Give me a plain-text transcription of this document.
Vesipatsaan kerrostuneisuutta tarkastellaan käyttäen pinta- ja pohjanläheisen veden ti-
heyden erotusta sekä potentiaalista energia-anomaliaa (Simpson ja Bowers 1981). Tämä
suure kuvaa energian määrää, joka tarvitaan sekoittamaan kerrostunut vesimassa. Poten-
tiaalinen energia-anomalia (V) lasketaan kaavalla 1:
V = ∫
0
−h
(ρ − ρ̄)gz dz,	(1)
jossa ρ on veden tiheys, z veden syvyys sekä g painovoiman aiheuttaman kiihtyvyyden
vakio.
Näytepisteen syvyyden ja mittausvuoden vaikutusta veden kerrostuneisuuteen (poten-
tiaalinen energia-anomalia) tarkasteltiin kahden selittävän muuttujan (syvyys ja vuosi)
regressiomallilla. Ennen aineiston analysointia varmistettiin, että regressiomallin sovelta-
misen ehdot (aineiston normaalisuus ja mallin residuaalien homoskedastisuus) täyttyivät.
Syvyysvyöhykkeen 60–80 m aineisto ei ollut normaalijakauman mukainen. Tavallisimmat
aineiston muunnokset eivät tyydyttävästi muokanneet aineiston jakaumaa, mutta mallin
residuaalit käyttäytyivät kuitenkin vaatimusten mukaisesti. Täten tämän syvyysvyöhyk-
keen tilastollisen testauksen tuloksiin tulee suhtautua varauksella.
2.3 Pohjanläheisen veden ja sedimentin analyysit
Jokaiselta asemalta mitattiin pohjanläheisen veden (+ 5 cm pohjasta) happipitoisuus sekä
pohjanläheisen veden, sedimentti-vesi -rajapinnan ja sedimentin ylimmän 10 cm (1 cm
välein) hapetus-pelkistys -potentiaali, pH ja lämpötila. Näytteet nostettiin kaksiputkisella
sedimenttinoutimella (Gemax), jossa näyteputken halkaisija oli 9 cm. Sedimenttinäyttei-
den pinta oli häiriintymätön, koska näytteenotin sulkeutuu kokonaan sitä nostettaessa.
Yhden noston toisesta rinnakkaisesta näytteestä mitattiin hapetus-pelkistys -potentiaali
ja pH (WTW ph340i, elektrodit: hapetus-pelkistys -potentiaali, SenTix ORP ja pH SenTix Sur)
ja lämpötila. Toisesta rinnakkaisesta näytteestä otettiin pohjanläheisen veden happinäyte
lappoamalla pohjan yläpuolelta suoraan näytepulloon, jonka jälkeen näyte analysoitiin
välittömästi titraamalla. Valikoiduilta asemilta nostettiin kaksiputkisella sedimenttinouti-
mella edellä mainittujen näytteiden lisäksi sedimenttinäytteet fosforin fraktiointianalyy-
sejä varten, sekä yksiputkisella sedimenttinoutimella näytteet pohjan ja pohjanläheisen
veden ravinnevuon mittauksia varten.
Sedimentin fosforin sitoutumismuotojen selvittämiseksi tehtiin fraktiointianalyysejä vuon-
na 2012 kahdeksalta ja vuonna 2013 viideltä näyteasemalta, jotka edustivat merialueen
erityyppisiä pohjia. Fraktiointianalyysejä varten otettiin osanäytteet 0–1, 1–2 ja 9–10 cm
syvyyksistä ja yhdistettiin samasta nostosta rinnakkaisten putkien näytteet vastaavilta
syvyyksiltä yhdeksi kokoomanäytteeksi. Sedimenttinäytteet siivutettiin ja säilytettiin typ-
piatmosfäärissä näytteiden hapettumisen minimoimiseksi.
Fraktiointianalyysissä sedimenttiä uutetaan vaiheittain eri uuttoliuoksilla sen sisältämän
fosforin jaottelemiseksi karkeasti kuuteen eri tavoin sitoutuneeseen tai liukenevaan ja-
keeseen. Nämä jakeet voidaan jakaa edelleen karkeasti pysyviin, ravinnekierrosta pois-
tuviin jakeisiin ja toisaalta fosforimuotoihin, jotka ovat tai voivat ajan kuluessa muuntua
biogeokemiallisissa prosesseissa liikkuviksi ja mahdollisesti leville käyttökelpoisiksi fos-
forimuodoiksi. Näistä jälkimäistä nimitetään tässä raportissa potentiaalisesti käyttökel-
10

::::

■ REQUIRED TASK
Display every line of the listing that contains the string "varten".

■ RESPONSE
sejä varten, sekä yksiputkisella sedimenttinoutimella näytteet pohjan ja pohjanläheisen
veden ravinnevuon mittauksia varten.
erityyppisiä pohjia. Fraktiointianalyysejä varten otettiin osanäytteet 0–1, 1–2 ja 9–10 cm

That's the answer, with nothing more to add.